• TASK DIRECTIONS: In the entries below, find the lines that contain the word "with" and copy them.
-------- TASK MATERIAL
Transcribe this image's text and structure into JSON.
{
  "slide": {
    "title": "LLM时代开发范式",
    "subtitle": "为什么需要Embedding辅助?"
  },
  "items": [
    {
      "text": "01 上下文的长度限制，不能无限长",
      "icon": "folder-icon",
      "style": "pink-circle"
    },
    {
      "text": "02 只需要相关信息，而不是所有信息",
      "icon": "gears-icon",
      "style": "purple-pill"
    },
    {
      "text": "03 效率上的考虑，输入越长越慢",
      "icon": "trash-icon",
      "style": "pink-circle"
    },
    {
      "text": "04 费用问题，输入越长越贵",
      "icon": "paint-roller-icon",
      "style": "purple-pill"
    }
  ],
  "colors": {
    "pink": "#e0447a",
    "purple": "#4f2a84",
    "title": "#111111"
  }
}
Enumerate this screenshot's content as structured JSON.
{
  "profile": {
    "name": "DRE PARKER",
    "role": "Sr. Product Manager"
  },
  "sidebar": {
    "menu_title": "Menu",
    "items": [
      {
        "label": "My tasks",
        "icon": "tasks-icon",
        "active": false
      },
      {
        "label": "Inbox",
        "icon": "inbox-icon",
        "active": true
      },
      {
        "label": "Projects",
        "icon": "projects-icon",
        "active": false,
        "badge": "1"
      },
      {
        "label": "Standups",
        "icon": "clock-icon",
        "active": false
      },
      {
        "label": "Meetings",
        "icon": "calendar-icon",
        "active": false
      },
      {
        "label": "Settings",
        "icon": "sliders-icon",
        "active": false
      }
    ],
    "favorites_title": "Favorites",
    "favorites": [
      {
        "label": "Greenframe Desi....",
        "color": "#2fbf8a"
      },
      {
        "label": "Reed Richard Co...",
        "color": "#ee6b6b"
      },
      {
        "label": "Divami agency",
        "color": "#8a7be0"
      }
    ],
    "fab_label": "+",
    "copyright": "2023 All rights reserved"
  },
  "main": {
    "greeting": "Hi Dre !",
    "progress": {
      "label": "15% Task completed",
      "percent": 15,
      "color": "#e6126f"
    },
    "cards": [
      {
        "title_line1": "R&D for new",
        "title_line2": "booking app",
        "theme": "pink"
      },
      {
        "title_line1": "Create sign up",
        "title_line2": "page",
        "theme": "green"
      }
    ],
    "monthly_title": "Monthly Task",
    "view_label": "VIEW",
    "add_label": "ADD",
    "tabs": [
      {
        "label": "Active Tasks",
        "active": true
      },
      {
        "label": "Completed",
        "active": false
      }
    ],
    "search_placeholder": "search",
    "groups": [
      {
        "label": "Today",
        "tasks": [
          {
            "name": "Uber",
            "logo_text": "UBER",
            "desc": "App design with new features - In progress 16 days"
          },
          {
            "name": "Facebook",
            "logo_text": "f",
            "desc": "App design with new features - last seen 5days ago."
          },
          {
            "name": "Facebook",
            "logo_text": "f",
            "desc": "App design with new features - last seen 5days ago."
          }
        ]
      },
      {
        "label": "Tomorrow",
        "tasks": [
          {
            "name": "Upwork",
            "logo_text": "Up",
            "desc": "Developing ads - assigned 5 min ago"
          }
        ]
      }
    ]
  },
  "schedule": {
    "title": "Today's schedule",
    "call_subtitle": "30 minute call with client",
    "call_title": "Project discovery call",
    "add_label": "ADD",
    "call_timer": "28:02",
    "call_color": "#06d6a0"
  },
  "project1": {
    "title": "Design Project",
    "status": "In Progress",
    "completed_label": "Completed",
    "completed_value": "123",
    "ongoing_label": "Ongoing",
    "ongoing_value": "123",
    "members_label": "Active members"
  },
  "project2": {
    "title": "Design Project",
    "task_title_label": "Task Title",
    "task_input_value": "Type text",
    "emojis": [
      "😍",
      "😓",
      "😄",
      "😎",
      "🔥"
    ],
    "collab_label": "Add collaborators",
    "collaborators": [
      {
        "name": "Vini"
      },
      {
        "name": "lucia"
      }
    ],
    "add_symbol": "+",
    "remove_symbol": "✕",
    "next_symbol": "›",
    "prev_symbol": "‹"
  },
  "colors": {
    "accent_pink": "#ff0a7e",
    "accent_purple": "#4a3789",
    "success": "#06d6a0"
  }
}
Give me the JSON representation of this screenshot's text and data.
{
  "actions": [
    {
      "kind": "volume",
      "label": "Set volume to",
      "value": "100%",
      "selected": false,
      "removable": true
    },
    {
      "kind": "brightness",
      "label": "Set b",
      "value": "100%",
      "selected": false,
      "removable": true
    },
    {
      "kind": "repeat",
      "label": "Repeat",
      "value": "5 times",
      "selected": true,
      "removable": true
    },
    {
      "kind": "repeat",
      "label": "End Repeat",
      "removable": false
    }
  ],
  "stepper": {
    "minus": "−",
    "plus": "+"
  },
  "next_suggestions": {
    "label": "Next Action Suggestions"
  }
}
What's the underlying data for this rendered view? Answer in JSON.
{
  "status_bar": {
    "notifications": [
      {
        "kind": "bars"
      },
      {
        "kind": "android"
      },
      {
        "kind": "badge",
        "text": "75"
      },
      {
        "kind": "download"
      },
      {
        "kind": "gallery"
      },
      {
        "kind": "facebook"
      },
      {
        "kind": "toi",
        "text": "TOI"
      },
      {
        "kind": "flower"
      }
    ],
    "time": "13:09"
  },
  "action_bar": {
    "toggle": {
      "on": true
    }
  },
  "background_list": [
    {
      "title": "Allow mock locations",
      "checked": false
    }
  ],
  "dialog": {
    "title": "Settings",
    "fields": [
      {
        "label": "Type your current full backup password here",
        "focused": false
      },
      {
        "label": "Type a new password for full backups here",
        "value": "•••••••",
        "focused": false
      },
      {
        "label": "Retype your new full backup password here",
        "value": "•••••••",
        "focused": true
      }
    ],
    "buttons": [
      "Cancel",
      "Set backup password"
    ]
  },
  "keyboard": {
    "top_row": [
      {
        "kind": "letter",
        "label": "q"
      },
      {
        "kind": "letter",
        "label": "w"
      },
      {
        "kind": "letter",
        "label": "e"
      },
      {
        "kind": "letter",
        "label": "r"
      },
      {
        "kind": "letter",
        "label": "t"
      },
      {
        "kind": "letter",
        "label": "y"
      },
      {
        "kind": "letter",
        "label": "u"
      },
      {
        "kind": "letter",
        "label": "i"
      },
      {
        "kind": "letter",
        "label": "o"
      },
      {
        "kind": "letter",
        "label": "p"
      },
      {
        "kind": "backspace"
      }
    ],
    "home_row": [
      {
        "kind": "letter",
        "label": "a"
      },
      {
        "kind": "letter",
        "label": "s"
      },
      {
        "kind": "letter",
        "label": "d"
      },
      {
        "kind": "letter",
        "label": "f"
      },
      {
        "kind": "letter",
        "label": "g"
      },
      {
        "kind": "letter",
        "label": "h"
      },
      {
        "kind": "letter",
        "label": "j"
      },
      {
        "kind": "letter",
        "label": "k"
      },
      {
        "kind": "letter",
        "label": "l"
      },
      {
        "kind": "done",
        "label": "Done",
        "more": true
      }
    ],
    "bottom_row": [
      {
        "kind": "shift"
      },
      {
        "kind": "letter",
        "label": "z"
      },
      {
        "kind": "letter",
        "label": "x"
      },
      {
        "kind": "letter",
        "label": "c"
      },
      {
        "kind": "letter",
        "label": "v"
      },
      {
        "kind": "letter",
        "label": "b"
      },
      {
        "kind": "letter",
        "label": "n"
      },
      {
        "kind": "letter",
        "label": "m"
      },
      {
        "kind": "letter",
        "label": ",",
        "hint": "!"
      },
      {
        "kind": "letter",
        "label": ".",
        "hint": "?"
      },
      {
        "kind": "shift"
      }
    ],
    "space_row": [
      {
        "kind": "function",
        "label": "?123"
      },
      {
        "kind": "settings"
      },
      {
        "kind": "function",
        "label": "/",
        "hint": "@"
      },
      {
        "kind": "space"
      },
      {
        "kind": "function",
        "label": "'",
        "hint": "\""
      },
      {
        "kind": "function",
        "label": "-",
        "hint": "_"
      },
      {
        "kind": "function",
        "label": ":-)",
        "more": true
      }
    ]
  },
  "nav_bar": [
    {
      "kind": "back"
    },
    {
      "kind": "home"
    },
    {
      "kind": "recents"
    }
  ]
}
----------------
• OUTPUT:
            "desc": "App design with new features - In progress 16 days"
            "desc": "App design with new features - last seen 5days ago."
            "desc": "App design with new features - last seen 5days ago."
    "call_subtitle": "30 minute call with client",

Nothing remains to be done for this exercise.